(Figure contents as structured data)
-- -- --

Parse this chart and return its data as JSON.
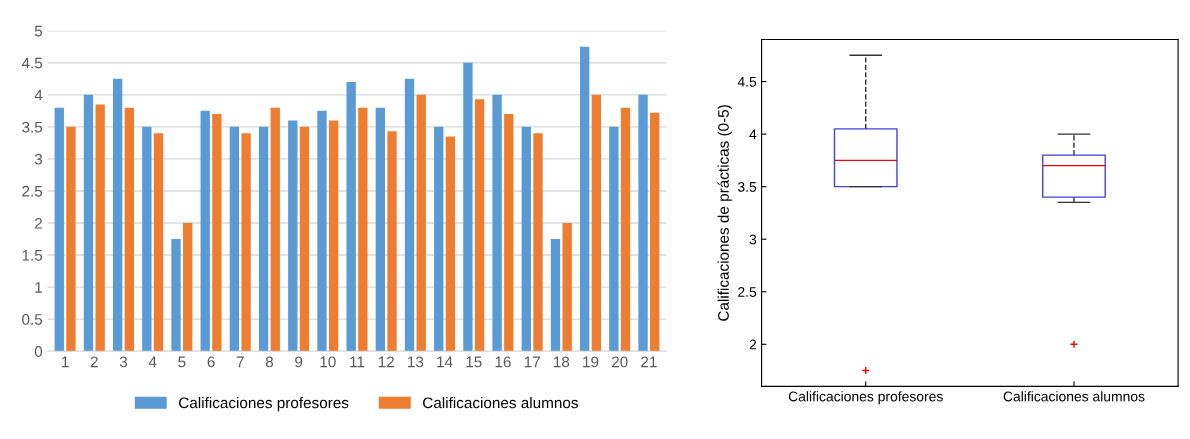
{
  "chart_data": [
    {
      "type": "bar",
      "categories": [
        "1",
        "2",
        "3",
        "4",
        "5",
        "6",
        "7",
        "8",
        "9",
        "10",
        "11",
        "12",
        "13",
        "14",
        "15",
        "16",
        "17",
        "18",
        "19",
        "20",
        "21"
      ],
      "series": [
        {
          "name": "Calificaciones profesores",
          "color": "#5b9bd5",
          "values": [
            3.8,
            4.0,
            4.25,
            3.5,
            1.75,
            3.75,
            3.5,
            3.5,
            3.6,
            3.75,
            4.2,
            3.8,
            4.25,
            3.5,
            4.5,
            4.0,
            3.5,
            1.75,
            4.75,
            3.5,
            4.0
          ]
        },
        {
          "name": "Calificaciones alumnos",
          "color": "#ed7d31",
          "values": [
            3.5,
            3.85,
            3.8,
            3.4,
            2.0,
            3.7,
            3.4,
            3.8,
            3.5,
            3.6,
            3.8,
            3.43,
            4.0,
            3.35,
            3.93,
            3.7,
            3.4,
            2.0,
            4.0,
            3.8,
            3.72
          ]
        }
      ],
      "ylim": [
        0,
        5
      ],
      "yticks": [
        0,
        0.5,
        1,
        1.5,
        2,
        2.5,
        3,
        3.5,
        4,
        4.5,
        5
      ],
      "grid": "y",
      "legend": "bottom"
    },
    {
      "type": "box",
      "categories": [
        "Calificaciones profesores",
        "Calificaciones alumnos"
      ],
      "ylabel": "Calificaciones de prácticas (0-5)",
      "series": [
        {
          "color": "#4040e0",
          "boxes": [
            {
              "low": 3.5,
              "q1": 3.5,
              "median": 3.75,
              "q3": 4.05,
              "high": 4.75,
              "outliers": [
                1.75
              ]
            },
            {
              "low": 3.35,
              "q1": 3.4,
              "median": 3.7,
              "q3": 3.8,
              "high": 4.0,
              "outliers": [
                2.0
              ]
            }
          ]
        }
      ],
      "ylim": [
        1.6,
        4.9
      ],
      "yticks": [
        2,
        2.5,
        3,
        3.5,
        4,
        4.5
      ],
      "grid": false
    }
  ]
}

-- -- --

◆ **EXERCISE OBJECTIVE**: Pictures in the records must not appear in the copy; transcribe everything else precisely.

◆ **EXERCISE RESPONSE**:
Parse this chart and return its data as JSON.
{
  "chart_data": [
    {
      "type": "bar",
      "categories": [
        "1",
        "2",
        "3",
        "4",
        "5",
        "6",
        "7",
        "8",
        "9",
        "10",
        "11",
        "12",
        "13",
        "14",
        "15",
        "16",
        "17",
        "18",
        "19",
        "20",
        "21"
      ],
      "series": [
        {
          "name": "Calificaciones profesores",
          "color": "#5b9bd5",
          "values": [
            3.8,
            4.0,
            4.25,
            3.5,
            1.75,
            3.75,
            3.5,
            3.5,
            3.6,
            3.75,
            4.2,
            3.8,
            4.25,
            3.5,
            4.5,
            4.0,
            3.5,
            1.75,
            4.75,
            3.5,
            4.0
          ]
        },
        {
          "name": "Calificaciones alumnos",
          "color": "#ed7d31",
          "values": [
            3.5,
            3.85,
            3.8,
            3.4,
            2.0,
            3.7,
            3.4,
            3.8,
            3.5,
            3.6,
            3.8,
            3.43,
            4.0,
            3.35,
            3.93,
            3.7,
            3.4,
            2.0,
            4.0,
            3.8,
            3.72
          ]
        }
      ],
      "ylim": [
        0,
        5
      ],
      "yticks": [
        0,
        0.5,
        1,
        1.5,
        2,
        2.5,
        3,
        3.5,
        4,
        4.5,
        5
      ],
      "grid": "y",
      "legend": "bottom"
    },
    {
      "type": "box",
      "categories": [
        "Calificaciones profesores",
        "Calificaciones alumnos"
      ],
      "ylabel": "Calificaciones de prácticas (0-5)",
      "series": [
        {
          "color": "#4040e0",
          "boxes": [
            {
              "low": 3.5,
              "q1": 3.5,
              "median": 3.75,
              "q3": 4.05,
              "high": 4.75,
              "outliers": [
                1.75
              ]
            },
            {
              "low": 3.35,
              "q1": 3.4,
              "median": 3.7,
              "q3": 3.8,
              "high": 4.0,
              "outliers": [
                2.0
              ]
            }
          ]
        }
      ],
      "ylim": [
        1.6,
        4.9
      ],
      "yticks": [
        2,
        2.5,
        3,
        3.5,
        4,
        4.5
      ],
      "grid": false
    }
  ]
}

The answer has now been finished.